Transcribe the material in full, exactly as written.

Extracted records:
● ● ● ●

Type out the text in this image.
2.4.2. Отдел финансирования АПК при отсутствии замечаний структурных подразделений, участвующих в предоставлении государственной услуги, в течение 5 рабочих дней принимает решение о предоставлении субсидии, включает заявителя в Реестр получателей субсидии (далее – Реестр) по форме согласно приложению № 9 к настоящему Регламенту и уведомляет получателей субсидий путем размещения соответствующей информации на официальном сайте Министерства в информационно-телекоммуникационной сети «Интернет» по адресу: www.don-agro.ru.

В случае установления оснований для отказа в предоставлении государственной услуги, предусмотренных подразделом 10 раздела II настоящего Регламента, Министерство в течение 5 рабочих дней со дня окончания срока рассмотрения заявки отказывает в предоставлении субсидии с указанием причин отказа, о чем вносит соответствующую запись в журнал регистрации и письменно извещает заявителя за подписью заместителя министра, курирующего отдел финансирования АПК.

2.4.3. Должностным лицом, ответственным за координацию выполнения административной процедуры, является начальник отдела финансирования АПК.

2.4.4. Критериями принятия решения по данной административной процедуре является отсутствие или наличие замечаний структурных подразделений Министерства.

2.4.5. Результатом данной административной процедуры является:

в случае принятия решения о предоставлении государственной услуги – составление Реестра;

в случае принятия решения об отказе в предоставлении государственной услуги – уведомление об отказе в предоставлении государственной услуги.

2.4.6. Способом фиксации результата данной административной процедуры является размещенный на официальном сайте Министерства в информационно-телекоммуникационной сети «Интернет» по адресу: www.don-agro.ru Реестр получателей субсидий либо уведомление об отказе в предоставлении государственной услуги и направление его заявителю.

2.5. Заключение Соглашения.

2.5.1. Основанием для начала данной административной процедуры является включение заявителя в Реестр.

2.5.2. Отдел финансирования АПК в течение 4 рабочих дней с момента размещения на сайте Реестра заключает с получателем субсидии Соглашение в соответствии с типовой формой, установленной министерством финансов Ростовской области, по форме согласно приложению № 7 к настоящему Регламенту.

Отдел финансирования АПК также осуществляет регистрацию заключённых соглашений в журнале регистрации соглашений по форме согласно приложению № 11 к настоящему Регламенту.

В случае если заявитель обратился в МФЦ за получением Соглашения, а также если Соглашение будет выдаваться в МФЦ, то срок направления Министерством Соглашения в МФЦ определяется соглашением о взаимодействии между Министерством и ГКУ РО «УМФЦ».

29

● ● ● ●

* [FINISHED ANSWER]:
Type out the text in this image.
2.4.2. Отдел финансирования АПК при отсутствии замечаний структурных подразделений, участвующих в предоставлении государственной услуги, в течение 5 рабочих дней принимает решение о предоставлении субсидии, включает заявителя в Реестр получателей субсидии (далее – Реестр) по форме согласно приложению № 9 к настоящему Регламенту и уведомляет получателей субсидий путем размещения соответствующей информации на официальном сайте Министерства в информационно-телекоммуникационной сети «Интернет» по адресу: www.don-agro.ru.

В случае установления оснований для отказа в предоставлении государственной услуги, предусмотренных подразделом 10 раздела II настоящего Регламента, Министерство в течение 5 рабочих дней со дня окончания срока рассмотрения заявки отказывает в предоставлении субсидии с указанием причин отказа, о чем вносит соответствующую запись в журнал регистрации и письменно извещает заявителя за подписью заместителя министра, курирующего отдел финансирования АПК.

2.4.3. Должностным лицом, ответственным за координацию выполнения административной процедуры, является начальник отдела финансирования АПК.

2.4.4. Критериями принятия решения по данной административной процедуре является отсутствие или наличие замечаний структурных подразделений Министерства.

2.4.5. Результатом данной административной процедуры является:

в случае принятия решения о предоставлении государственной услуги – составление Реестра;

в случае принятия решения об отказе в предоставлении государственной услуги – уведомление об отказе в предоставлении государственной услуги.

2.4.6. Способом фиксации результата данной административной процедуры является размещенный на официальном сайте Министерства в информационно-телекоммуникационной сети «Интернет» по адресу: www.don-agro.ru Реестр получателей субсидий либо уведомление об отказе в предоставлении государственной услуги и направление его заявителю.

2.5. Заключение Соглашения.

2.5.1. Основанием для начала данной административной процедуры является включение заявителя в Реестр.

2.5.2. Отдел финансирования АПК в течение 4 рабочих дней с момента размещения на сайте Реестра заключает с получателем субсидии Соглашение в соответствии с типовой формой, установленной министерством финансов Ростовской области, по форме согласно приложению № 7 к настоящему Регламенту.

Отдел финансирования АПК также осуществляет регистрацию заключённых соглашений в журнале регистрации соглашений по форме согласно приложению № 11 к настоящему Регламенту.

В случае если заявитель обратился в МФЦ за получением Соглашения, а также если Соглашение будет выдаваться в МФЦ, то срок направления Министерством Соглашения в МФЦ определяется соглашением о взаимодействии между Министерством и ГКУ РО «УМФЦ».

29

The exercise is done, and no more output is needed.